▸ **WORK TO COMPLETE**
Output the data that follows exactly, line for line.

==== EXTRACTED RECORDS

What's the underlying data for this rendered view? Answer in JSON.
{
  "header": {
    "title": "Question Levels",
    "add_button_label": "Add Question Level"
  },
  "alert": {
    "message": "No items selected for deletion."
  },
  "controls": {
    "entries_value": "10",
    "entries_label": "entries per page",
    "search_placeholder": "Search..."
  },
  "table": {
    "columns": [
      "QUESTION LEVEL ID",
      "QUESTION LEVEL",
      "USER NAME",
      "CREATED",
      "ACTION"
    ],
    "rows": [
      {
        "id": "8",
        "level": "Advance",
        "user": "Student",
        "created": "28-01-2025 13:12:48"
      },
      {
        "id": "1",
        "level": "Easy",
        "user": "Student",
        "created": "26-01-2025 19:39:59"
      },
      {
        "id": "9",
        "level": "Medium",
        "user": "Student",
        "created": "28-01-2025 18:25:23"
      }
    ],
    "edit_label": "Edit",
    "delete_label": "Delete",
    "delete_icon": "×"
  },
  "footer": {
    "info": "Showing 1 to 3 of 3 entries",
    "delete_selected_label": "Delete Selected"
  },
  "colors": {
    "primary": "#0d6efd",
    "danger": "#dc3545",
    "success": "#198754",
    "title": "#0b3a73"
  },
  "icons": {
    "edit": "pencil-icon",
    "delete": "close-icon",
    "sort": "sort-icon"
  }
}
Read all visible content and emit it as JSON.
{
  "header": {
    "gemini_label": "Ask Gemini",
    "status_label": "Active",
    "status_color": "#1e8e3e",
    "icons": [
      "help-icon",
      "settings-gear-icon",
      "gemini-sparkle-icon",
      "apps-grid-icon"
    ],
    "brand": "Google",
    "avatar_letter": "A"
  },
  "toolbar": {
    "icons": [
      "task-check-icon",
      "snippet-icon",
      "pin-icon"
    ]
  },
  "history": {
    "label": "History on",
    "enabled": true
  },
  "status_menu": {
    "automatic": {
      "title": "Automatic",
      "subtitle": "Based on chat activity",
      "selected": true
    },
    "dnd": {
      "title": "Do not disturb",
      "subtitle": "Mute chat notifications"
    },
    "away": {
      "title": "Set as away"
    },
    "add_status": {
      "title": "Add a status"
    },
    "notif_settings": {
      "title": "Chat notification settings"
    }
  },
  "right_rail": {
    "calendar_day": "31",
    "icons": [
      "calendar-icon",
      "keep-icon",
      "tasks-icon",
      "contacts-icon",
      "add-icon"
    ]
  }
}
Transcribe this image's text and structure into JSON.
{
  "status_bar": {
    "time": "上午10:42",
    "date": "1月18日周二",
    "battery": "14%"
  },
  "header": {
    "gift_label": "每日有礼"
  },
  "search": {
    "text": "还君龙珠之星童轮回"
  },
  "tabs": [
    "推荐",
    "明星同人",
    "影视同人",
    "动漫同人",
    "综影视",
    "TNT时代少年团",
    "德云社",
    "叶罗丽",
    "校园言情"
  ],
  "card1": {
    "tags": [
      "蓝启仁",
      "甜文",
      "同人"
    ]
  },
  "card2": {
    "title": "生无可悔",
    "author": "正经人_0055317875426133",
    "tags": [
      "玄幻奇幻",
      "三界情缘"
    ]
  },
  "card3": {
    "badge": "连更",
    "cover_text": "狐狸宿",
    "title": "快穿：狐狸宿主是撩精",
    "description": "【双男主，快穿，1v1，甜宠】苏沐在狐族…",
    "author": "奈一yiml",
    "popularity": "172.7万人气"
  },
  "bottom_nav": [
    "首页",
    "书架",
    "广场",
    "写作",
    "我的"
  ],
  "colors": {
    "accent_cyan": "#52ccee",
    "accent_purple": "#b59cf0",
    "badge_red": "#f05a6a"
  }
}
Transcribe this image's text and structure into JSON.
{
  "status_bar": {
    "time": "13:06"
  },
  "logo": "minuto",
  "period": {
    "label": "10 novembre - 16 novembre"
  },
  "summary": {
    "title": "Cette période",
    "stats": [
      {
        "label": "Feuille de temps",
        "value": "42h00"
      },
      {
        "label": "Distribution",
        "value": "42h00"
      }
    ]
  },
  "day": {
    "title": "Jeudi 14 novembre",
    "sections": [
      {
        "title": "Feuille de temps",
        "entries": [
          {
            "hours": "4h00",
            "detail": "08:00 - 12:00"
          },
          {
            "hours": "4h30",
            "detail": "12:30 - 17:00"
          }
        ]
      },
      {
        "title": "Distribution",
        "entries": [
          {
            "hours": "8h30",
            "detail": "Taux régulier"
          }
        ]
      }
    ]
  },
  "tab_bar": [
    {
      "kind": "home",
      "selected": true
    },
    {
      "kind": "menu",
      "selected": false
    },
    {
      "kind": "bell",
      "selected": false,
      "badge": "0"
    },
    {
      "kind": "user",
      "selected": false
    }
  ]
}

========

▸ **COMPLETE OUTPUT**
What's the underlying data for this rendered view? Answer in JSON.
{
  "header": {
    "title": "Question Levels",
    "add_button_label": "Add Question Level"
  },
  "alert": {
    "message": "No items selected for deletion."
  },
  "controls": {
    "entries_value": "10",
    "entries_label": "entries per page",
    "search_placeholder": "Search..."
  },
  "table": {
    "columns": [
      "QUESTION LEVEL ID",
      "QUESTION LEVEL",
      "USER NAME",
      "CREATED",
      "ACTION"
    ],
    "rows": [
      {
        "id": "8",
        "level": "Advance",
        "user": "Student",
        "created": "28-01-2025 13:12:48"
      },
      {
        "id": "1",
        "level": "Easy",
        "user": "Student",
        "created": "26-01-2025 19:39:59"
      },
      {
        "id": "9",
        "level": "Medium",
        "user": "Student",
        "created": "28-01-2025 18:25:23"
      }
    ],
    "edit_label": "Edit",
    "delete_label": "Delete",
    "delete_icon": "×"
  },
  "footer": {
    "info": "Showing 1 to 3 of 3 entries",
    "delete_selected_label": "Delete Selected"
  },
  "colors": {
    "primary": "#0d6efd",
    "danger": "#dc3545",
    "success": "#198754",
    "title": "#0b3a73"
  },
  "icons": {
    "edit": "pencil-icon",
    "delete": "close-icon",
    "sort": "sort-icon"
  }
}
Read all visible content and emit it as JSON.
{
  "header": {
    "gemini_label": "Ask Gemini",
    "status_label": "Active",
    "status_color": "#1e8e3e",
    "icons": [
      "help-icon",
      "settings-gear-icon",
      "gemini-sparkle-icon",
      "apps-grid-icon"
    ],
    "brand": "Google",
    "avatar_letter": "A"
  },
  "toolbar": {
    "icons": [
      "task-check-icon",
      "snippet-icon",
      "pin-icon"
    ]
  },
  "history": {
    "label": "History on",
    "enabled": true
  },
  "status_menu": {
    "automatic": {
      "title": "Automatic",
      "subtitle": "Based on chat activity",
      "selected": true
    },
    "dnd": {
      "title": "Do not disturb",
      "subtitle": "Mute chat notifications"
    },
    "away": {
      "title": "Set as away"
    },
    "add_status": {
      "title": "Add a status"
    },
    "notif_settings": {
      "title": "Chat notification settings"
    }
  },
  "right_rail": {
    "calendar_day": "31",
    "icons": [
      "calendar-icon",
      "keep-icon",
      "tasks-icon",
      "contacts-icon",
      "add-icon"
    ]
  }
}
Transcribe this image's text and structure into JSON.
{
  "status_bar": {
    "time": "上午10:42",
    "date": "1月18日周二",
    "battery": "14%"
  },
  "header": {
    "gift_label": "每日有礼"
  },
  "search": {
    "text": "还君龙珠之星童轮回"
  },
  "tabs": [
    "推荐",
    "明星同人",
    "影视同人",
    "动漫同人",
    "综影视",
    "TNT时代少年团",
    "德云社",
    "叶罗丽",
    "校园言情"
  ],
  "card1": {
    "tags": [
      "蓝启仁",
      "甜文",
      "同人"
    ]
  },
  "card2": {
    "title": "生无可悔",
    "author": "正经人_0055317875426133",
    "tags": [
      "玄幻奇幻",
      "三界情缘"
    ]
  },
  "card3": {
    "badge": "连更",
    "cover_text": "狐狸宿",
    "title": "快穿：狐狸宿主是撩精",
    "description": "【双男主，快穿，1v1，甜宠】苏沐在狐族…",
    "author": "奈一yiml",
    "popularity": "172.7万人气"
  },
  "bottom_nav": [
    "首页",
    "书架",
    "广场",
    "写作",
    "我的"
  ],
  "colors": {
    "accent_cyan": "#52ccee",
    "accent_purple": "#b59cf0",
    "badge_red": "#f05a6a"
  }
}
Transcribe this image's text and structure into JSON.
{
  "status_bar": {
    "time": "13:06"
  },
  "logo": "minuto",
  "period": {
    "label": "10 novembre - 16 novembre"
  },
  "summary": {
    "title": "Cette période",
    "stats": [
      {
        "label": "Feuille de temps",
        "value": "42h00"
      },
      {
        "label": "Distribution",
        "value": "42h00"
      }
    ]
  },
  "day": {
    "title": "Jeudi 14 novembre",
    "sections": [
      {
        "title": "Feuille de temps",
        "entries": [
          {
            "hours": "4h00",
            "detail": "08:00 - 12:00"
          },
          {
            "hours": "4h30",
            "detail": "12:30 - 17:00"
          }
        ]
      },
      {
        "title": "Distribution",
        "entries": [
          {
            "hours": "8h30",
            "detail": "Taux régulier"
          }
        ]
      }
    ]
  },
  "tab_bar": [
    {
      "kind": "home",
      "selected": true
    },
    {
      "kind": "menu",
      "selected": false
    },
    {
      "kind": "bell",
      "selected": false,
      "badge": "0"
    },
    {
      "kind": "user",
      "selected": false
    }
  ]
}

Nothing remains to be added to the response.